Entries with figure data
###

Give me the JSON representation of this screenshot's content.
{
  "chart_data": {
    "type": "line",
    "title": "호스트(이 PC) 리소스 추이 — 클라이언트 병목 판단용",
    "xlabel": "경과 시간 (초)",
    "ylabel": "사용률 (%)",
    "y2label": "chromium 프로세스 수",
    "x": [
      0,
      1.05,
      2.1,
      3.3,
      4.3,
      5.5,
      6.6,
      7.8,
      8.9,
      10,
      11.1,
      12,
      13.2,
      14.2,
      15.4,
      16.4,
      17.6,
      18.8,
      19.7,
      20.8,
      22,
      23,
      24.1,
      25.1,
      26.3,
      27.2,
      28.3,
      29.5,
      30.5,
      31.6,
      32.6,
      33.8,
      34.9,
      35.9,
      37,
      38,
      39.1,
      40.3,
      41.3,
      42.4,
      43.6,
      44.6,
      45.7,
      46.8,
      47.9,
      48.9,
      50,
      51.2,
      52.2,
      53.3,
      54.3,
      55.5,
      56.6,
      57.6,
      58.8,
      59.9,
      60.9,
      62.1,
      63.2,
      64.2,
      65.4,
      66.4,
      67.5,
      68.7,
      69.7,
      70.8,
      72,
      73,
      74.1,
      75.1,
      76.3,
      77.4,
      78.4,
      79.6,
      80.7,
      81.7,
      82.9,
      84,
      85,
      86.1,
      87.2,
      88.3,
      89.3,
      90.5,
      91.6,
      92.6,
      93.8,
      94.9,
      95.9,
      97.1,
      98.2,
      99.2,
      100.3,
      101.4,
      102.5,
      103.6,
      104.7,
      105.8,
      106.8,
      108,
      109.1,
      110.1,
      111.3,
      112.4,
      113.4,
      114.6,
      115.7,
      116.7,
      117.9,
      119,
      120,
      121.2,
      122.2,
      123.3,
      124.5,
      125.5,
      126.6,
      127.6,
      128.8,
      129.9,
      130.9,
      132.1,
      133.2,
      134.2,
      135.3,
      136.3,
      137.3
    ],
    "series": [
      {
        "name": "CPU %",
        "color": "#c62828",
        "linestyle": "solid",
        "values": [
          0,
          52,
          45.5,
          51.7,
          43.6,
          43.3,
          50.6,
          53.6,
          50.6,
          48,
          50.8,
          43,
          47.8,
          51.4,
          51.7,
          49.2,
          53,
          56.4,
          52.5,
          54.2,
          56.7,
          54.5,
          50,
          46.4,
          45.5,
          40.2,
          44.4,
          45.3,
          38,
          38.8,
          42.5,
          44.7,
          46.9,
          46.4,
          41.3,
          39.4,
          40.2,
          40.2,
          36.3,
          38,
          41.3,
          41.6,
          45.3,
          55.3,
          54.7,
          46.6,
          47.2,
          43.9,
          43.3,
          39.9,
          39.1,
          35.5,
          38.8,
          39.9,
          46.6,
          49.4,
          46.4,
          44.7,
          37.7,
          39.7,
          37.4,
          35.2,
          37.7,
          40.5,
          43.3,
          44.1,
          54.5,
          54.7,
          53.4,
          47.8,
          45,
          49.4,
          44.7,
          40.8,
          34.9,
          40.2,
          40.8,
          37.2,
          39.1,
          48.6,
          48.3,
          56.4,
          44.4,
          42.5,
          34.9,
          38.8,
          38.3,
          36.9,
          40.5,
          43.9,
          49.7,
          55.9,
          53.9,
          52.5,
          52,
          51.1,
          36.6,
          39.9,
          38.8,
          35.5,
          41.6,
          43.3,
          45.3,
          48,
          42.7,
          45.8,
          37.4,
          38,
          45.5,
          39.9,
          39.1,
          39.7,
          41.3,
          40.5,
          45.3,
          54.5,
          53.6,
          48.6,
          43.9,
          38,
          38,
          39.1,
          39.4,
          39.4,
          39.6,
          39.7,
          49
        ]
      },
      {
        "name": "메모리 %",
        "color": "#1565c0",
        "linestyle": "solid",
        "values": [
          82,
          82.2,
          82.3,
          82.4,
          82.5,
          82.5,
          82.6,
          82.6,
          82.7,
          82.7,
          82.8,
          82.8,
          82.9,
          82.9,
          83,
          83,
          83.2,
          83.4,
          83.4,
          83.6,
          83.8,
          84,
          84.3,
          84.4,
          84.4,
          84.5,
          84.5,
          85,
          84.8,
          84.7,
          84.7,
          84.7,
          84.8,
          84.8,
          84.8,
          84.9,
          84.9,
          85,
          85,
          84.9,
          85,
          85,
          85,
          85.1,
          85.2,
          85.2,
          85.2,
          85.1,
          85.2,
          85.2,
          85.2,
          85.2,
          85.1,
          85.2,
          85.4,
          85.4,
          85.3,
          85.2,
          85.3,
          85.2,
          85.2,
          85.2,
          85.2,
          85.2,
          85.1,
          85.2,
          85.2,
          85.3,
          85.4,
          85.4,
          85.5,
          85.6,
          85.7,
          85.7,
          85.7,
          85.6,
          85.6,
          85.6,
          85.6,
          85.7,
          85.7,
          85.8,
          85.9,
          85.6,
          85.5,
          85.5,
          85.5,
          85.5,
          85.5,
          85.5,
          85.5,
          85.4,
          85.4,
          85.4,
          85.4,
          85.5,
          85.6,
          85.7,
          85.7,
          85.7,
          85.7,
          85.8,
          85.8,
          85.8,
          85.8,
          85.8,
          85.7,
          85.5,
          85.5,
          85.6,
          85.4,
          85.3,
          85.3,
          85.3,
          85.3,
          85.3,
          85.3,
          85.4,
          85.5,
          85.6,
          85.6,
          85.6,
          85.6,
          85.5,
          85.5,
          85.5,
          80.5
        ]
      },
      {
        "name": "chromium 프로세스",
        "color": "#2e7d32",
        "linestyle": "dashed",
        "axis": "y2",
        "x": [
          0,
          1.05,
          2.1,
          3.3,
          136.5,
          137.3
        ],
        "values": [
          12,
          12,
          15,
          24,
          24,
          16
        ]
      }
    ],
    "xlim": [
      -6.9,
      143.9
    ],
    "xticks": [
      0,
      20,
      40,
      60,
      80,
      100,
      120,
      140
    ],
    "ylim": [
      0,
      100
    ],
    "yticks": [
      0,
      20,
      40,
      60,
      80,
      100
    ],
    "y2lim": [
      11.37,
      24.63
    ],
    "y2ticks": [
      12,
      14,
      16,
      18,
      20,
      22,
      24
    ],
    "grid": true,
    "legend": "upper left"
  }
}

###

Extract the complete listing above, reproducing each line exactly.

Give me the JSON representation of this screenshot's content.
{
  "chart_data": {
    "type": "line",
    "title": "호스트(이 PC) 리소스 추이 — 클라이언트 병목 판단용",
    "xlabel": "경과 시간 (초)",
    "ylabel": "사용률 (%)",
    "y2label": "chromium 프로세스 수",
    "x": [
      0,
      1.05,
      2.1,
      3.3,
      4.3,
      5.5,
      6.6,
      7.8,
      8.9,
      10,
      11.1,
      12,
      13.2,
      14.2,
      15.4,
      16.4,
      17.6,
      18.8,
      19.7,
      20.8,
      22,
      23,
      24.1,
      25.1,
      26.3,
      27.2,
      28.3,
      29.5,
      30.5,
      31.6,
      32.6,
      33.8,
      34.9,
      35.9,
      37,
      38,
      39.1,
      40.3,
      41.3,
      42.4,
      43.6,
      44.6,
      45.7,
      46.8,
      47.9,
      48.9,
      50,
      51.2,
      52.2,
      53.3,
      54.3,
      55.5,
      56.6,
      57.6,
      58.8,
      59.9,
      60.9,
      62.1,
      63.2,
      64.2,
      65.4,
      66.4,
      67.5,
      68.7,
      69.7,
      70.8,
      72,
      73,
      74.1,
      75.1,
      76.3,
      77.4,
      78.4,
      79.6,
      80.7,
      81.7,
      82.9,
      84,
      85,
      86.1,
      87.2,
      88.3,
      89.3,
      90.5,
      91.6,
      92.6,
      93.8,
      94.9,
      95.9,
      97.1,
      98.2,
      99.2,
      100.3,
      101.4,
      102.5,
      103.6,
      104.7,
      105.8,
      106.8,
      108,
      109.1,
      110.1,
      111.3,
      112.4,
      113.4,
      114.6,
      115.7,
      116.7,
      117.9,
      119,
      120,
      121.2,
      122.2,
      123.3,
      124.5,
      125.5,
      126.6,
      127.6,
      128.8,
      129.9,
      130.9,
      132.1,
      133.2,
      134.2,
      135.3,
      136.3,
      137.3
    ],
    "series": [
      {
        "name": "CPU %",
        "color": "#c62828",
        "linestyle": "solid",
        "values": [
          0,
          52,
          45.5,
          51.7,
          43.6,
          43.3,
          50.6,
          53.6,
          50.6,
          48,
          50.8,
          43,
          47.8,
          51.4,
          51.7,
          49.2,
          53,
          56.4,
          52.5,
          54.2,
          56.7,
          54.5,
          50,
          46.4,
          45.5,
          40.2,
          44.4,
          45.3,
          38,
          38.8,
          42.5,
          44.7,
          46.9,
          46.4,
          41.3,
          39.4,
          40.2,
          40.2,
          36.3,
          38,
          41.3,
          41.6,
          45.3,
          55.3,
          54.7,
          46.6,
          47.2,
          43.9,
          43.3,
          39.9,
          39.1,
          35.5,
          38.8,
          39.9,
          46.6,
          49.4,
          46.4,
          44.7,
          37.7,
          39.7,
          37.4,
          35.2,
          37.7,
          40.5,
          43.3,
          44.1,
          54.5,
          54.7,
          53.4,
          47.8,
          45,
          49.4,
          44.7,
          40.8,
          34.9,
          40.2,
          40.8,
          37.2,
          39.1,
          48.6,
          48.3,
          56.4,
          44.4,
          42.5,
          34.9,
          38.8,
          38.3,
          36.9,
          40.5,
          43.9,
          49.7,
          55.9,
          53.9,
          52.5,
          52,
          51.1,
          36.6,
          39.9,
          38.8,
          35.5,
          41.6,
          43.3,
          45.3,
          48,
          42.7,
          45.8,
          37.4,
          38,
          45.5,
          39.9,
          39.1,
          39.7,
          41.3,
          40.5,
          45.3,
          54.5,
          53.6,
          48.6,
          43.9,
          38,
          38,
          39.1,
          39.4,
          39.4,
          39.6,
          39.7,
          49
        ]
      },
      {
        "name": "메모리 %",
        "color": "#1565c0",
        "linestyle": "solid",
        "values": [
          82,
          82.2,
          82.3,
          82.4,
          82.5,
          82.5,
          82.6,
          82.6,
          82.7,
          82.7,
          82.8,
          82.8,
          82.9,
          82.9,
          83,
          83,
          83.2,
          83.4,
          83.4,
          83.6,
          83.8,
          84,
          84.3,
          84.4,
          84.4,
          84.5,
          84.5,
          85,
          84.8,
          84.7,
          84.7,
          84.7,
          84.8,
          84.8,
          84.8,
          84.9,
          84.9,
          85,
          85,
          84.9,
          85,
          85,
          85,
          85.1,
          85.2,
          85.2,
          85.2,
          85.1,
          85.2,
          85.2,
          85.2,
          85.2,
          85.1,
          85.2,
          85.4,
          85.4,
          85.3,
          85.2,
          85.3,
          85.2,
          85.2,
          85.2,
          85.2,
          85.2,
          85.1,
          85.2,
          85.2,
          85.3,
          85.4,
          85.4,
          85.5,
          85.6,
          85.7,
          85.7,
          85.7,
          85.6,
          85.6,
          85.6,
          85.6,
          85.7,
          85.7,
          85.8,
          85.9,
          85.6,
          85.5,
          85.5,
          85.5,
          85.5,
          85.5,
          85.5,
          85.5,
          85.4,
          85.4,
          85.4,
          85.4,
          85.5,
          85.6,
          85.7,
          85.7,
          85.7,
          85.7,
          85.8,
          85.8,
          85.8,
          85.8,
          85.8,
          85.7,
          85.5,
          85.5,
          85.6,
          85.4,
          85.3,
          85.3,
          85.3,
          85.3,
          85.3,
          85.3,
          85.4,
          85.5,
          85.6,
          85.6,
          85.6,
          85.6,
          85.5,
          85.5,
          85.5,
          80.5
        ]
      },
      {
        "name": "chromium 프로세스",
        "color": "#2e7d32",
        "linestyle": "dashed",
        "axis": "y2",
        "x": [
          0,
          1.05,
          2.1,
          3.3,
          136.5,
          137.3
        ],
        "values": [
          12,
          12,
          15,
          24,
          24,
          16
        ]
      }
    ],
    "xlim": [
      -6.9,
      143.9
    ],
    "xticks": [
      0,
      20,
      40,
      60,
      80,
      100,
      120,
      140
    ],
    "ylim": [
      0,
      100
    ],
    "yticks": [
      0,
      20,
      40,
      60,
      80,
      100
    ],
    "y2lim": [
      11.37,
      24.63
    ],
    "y2ticks": [
      12,
      14,
      16,
      18,
      20,
      22,
      24
    ],
    "grid": true,
    "legend": "upper left"
  }
}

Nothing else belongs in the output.